[Task prompt] Report only the number of lines that hold the word "text".

[Exercise input]
***
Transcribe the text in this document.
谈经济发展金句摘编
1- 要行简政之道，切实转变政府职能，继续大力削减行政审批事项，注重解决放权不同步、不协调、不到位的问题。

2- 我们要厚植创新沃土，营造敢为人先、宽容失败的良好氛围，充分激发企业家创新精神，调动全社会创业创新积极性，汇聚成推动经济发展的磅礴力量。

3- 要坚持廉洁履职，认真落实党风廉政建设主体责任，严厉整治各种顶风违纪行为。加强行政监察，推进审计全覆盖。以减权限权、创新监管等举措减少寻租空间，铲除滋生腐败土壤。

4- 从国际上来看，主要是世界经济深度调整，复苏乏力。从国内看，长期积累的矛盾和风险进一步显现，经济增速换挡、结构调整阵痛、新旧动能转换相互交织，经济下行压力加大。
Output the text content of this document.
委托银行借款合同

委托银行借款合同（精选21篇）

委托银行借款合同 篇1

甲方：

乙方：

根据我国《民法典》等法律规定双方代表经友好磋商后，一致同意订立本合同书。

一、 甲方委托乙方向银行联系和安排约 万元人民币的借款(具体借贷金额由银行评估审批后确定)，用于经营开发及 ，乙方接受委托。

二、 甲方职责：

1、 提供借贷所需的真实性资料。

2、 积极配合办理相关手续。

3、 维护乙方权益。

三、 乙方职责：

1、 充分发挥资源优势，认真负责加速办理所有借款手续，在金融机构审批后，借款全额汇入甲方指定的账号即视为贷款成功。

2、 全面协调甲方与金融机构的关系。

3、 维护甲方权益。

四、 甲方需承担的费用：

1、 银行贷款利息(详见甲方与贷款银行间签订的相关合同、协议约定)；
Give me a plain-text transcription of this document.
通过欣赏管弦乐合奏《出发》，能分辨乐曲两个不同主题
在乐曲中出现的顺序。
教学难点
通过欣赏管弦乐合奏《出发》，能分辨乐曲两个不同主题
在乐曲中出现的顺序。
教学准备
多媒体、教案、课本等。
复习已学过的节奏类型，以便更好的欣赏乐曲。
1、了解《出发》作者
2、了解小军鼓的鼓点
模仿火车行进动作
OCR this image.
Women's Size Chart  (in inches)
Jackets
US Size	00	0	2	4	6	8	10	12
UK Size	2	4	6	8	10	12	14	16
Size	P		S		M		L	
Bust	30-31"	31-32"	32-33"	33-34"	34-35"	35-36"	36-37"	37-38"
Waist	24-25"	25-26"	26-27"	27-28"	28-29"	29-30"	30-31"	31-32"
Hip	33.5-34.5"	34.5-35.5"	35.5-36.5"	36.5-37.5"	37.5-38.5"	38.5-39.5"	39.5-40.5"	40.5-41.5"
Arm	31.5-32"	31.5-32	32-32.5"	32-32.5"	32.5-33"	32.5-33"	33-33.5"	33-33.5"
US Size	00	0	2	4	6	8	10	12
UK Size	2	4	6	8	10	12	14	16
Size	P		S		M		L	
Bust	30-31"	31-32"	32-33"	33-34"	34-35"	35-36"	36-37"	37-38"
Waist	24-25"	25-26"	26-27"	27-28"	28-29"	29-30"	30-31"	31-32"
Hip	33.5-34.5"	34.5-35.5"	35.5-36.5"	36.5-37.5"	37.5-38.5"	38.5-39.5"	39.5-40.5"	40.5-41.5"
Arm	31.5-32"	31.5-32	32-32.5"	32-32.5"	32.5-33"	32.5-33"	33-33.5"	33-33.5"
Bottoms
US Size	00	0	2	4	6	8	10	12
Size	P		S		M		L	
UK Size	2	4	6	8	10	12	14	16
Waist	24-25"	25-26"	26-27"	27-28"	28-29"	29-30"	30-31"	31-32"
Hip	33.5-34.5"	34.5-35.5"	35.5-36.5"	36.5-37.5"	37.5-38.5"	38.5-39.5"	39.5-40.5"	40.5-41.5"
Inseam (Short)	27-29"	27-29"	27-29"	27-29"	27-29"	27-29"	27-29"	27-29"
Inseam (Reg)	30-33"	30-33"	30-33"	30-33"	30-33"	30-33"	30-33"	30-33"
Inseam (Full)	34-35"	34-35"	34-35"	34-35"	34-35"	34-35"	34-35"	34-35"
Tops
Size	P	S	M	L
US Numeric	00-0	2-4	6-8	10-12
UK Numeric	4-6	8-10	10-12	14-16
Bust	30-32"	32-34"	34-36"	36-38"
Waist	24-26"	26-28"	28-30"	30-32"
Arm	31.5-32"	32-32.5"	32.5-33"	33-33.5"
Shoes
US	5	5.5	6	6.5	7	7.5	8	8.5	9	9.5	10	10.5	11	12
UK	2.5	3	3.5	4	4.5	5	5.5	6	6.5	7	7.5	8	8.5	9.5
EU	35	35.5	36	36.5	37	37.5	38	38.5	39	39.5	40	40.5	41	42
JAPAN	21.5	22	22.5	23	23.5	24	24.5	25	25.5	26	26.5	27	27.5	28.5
***
[Worked solution] 3